───── Provided entries ─────
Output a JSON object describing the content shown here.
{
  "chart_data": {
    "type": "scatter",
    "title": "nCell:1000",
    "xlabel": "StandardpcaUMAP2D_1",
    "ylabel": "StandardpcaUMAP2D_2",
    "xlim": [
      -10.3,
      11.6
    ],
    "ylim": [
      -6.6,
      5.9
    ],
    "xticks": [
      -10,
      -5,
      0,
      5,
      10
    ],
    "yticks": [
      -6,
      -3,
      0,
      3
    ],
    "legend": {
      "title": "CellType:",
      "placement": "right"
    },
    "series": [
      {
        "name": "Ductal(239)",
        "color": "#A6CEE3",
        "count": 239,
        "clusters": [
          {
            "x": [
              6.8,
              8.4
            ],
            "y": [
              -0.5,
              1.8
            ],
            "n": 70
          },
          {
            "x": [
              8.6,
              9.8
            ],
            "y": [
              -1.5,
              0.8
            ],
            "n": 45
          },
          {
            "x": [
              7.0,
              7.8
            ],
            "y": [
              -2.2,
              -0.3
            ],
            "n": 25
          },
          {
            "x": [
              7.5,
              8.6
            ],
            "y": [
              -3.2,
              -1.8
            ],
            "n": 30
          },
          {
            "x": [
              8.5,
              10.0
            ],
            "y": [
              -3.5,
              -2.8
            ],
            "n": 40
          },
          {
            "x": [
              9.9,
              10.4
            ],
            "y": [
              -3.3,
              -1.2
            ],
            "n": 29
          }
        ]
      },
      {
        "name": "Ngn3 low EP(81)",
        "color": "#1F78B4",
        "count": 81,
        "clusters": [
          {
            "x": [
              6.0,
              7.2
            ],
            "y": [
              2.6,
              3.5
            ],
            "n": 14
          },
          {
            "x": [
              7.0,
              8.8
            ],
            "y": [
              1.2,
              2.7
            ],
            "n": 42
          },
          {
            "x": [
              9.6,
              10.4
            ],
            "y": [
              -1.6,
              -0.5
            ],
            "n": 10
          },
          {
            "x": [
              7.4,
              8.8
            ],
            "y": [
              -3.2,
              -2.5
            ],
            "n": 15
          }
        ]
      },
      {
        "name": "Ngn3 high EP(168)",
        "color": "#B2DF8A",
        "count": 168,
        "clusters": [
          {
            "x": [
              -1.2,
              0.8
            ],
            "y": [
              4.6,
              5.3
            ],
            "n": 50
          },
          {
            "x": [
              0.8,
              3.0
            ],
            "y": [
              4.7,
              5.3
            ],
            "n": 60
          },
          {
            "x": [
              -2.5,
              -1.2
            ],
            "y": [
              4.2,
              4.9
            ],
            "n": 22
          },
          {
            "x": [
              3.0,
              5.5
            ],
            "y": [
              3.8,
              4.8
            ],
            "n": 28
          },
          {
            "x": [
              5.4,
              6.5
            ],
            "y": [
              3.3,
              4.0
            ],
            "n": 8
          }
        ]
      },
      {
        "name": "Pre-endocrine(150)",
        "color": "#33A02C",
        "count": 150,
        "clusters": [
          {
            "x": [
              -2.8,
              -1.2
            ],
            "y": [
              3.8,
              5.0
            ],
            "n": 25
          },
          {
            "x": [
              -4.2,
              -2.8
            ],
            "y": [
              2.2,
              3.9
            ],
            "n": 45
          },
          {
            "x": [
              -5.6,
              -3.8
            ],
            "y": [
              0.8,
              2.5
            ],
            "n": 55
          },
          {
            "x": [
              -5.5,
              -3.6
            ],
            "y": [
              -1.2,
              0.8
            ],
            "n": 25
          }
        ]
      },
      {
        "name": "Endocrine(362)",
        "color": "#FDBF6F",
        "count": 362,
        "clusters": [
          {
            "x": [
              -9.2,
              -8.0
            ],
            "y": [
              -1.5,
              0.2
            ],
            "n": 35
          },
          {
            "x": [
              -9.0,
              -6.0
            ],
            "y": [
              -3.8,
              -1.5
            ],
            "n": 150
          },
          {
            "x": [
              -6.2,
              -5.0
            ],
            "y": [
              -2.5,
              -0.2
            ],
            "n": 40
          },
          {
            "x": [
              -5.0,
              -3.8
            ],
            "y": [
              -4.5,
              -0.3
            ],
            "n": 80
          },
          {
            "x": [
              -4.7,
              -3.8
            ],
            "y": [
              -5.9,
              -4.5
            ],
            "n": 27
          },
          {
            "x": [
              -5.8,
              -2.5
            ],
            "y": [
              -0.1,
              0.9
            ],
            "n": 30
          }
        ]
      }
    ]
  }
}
─────
• **What the task requires**
Output the full listing without altering anything.

• **Task answer**
Output a JSON object describing the content shown here.
{
  "chart_data": {
    "type": "scatter",
    "title": "nCell:1000",
    "xlabel": "StandardpcaUMAP2D_1",
    "ylabel": "StandardpcaUMAP2D_2",
    "xlim": [
      -10.3,
      11.6
    ],
    "ylim": [
      -6.6,
      5.9
    ],
    "xticks": [
      -10,
      -5,
      0,
      5,
      10
    ],
    "yticks": [
      -6,
      -3,
      0,
      3
    ],
    "legend": {
      "title": "CellType:",
      "placement": "right"
    },
    "series": [
      {
        "name": "Ductal(239)",
        "color": "#A6CEE3",
        "count": 239,
        "clusters": [
          {
            "x": [
              6.8,
              8.4
            ],
            "y": [
              -0.5,
              1.8
            ],
            "n": 70
          },
          {
            "x": [
              8.6,
              9.8
            ],
            "y": [
              -1.5,
              0.8
            ],
            "n": 45
          },
          {
            "x": [
              7.0,
              7.8
            ],
            "y": [
              -2.2,
              -0.3
            ],
            "n": 25
          },
          {
            "x": [
              7.5,
              8.6
            ],
            "y": [
              -3.2,
              -1.8
            ],
            "n": 30
          },
          {
            "x": [
              8.5,
              10.0
            ],
            "y": [
              -3.5,
              -2.8
            ],
            "n": 40
          },
          {
            "x": [
              9.9,
              10.4
            ],
            "y": [
              -3.3,
              -1.2
            ],
            "n": 29
          }
        ]
      },
      {
        "name": "Ngn3 low EP(81)",
        "color": "#1F78B4",
        "count": 81,
        "clusters": [
          {
            "x": [
              6.0,
              7.2
            ],
            "y": [
              2.6,
              3.5
            ],
            "n": 14
          },
          {
            "x": [
              7.0,
              8.8
            ],
            "y": [
              1.2,
              2.7
            ],
            "n": 42
          },
          {
            "x": [
              9.6,
              10.4
            ],
            "y": [
              -1.6,
              -0.5
            ],
            "n": 10
          },
          {
            "x": [
              7.4,
              8.8
            ],
            "y": [
              -3.2,
              -2.5
            ],
            "n": 15
          }
        ]
      },
      {
        "name": "Ngn3 high EP(168)",
        "color": "#B2DF8A",
        "count": 168,
        "clusters": [
          {
            "x": [
              -1.2,
              0.8
            ],
            "y": [
              4.6,
              5.3
            ],
            "n": 50
          },
          {
            "x": [
              0.8,
              3.0
            ],
            "y": [
              4.7,
              5.3
            ],
            "n": 60
          },
          {
            "x": [
              -2.5,
              -1.2
            ],
            "y": [
              4.2,
              4.9
            ],
            "n": 22
          },
          {
            "x": [
              3.0,
              5.5
            ],
            "y": [
              3.8,
              4.8
            ],
            "n": 28
          },
          {
            "x": [
              5.4,
              6.5
            ],
            "y": [
              3.3,
              4.0
            ],
            "n": 8
          }
        ]
      },
      {
        "name": "Pre-endocrine(150)",
        "color": "#33A02C",
        "count": 150,
        "clusters": [
          {
            "x": [
              -2.8,
              -1.2
            ],
            "y": [
              3.8,
              5.0
            ],
            "n": 25
          },
          {
            "x": [
              -4.2,
              -2.8
            ],
            "y": [
              2.2,
              3.9
            ],
            "n": 45
          },
          {
            "x": [
              -5.6,
              -3.8
            ],
            "y": [
              0.8,
              2.5
            ],
            "n": 55
          },
          {
            "x": [
              -5.5,
              -3.6
            ],
            "y": [
              -1.2,
              0.8
            ],
            "n": 25
          }
        ]
      },
      {
        "name": "Endocrine(362)",
        "color": "#FDBF6F",
        "count": 362,
        "clusters": [
          {
            "x": [
              -9.2,
              -8.0
            ],
            "y": [
              -1.5,
              0.2
            ],
            "n": 35
          },
          {
            "x": [
              -9.0,
              -6.0
            ],
            "y": [
              -3.8,
              -1.5
            ],
            "n": 150
          },
          {
            "x": [
              -6.2,
              -5.0
            ],
            "y": [
              -2.5,
              -0.2
            ],
            "n": 40
          },
          {
            "x": [
              -5.0,
              -3.8
            ],
            "y": [
              -4.5,
              -0.3
            ],
            "n": 80
          },
          {
            "x": [
              -4.7,
              -3.8
            ],
            "y": [
              -5.9,
              -4.5
            ],
            "n": 27
          },
          {
            "x": [
              -5.8,
              -2.5
            ],
            "y": [
              -0.1,
              0.9
            ],
            "n": 30
          }
        ]
      }
    ]
  }
}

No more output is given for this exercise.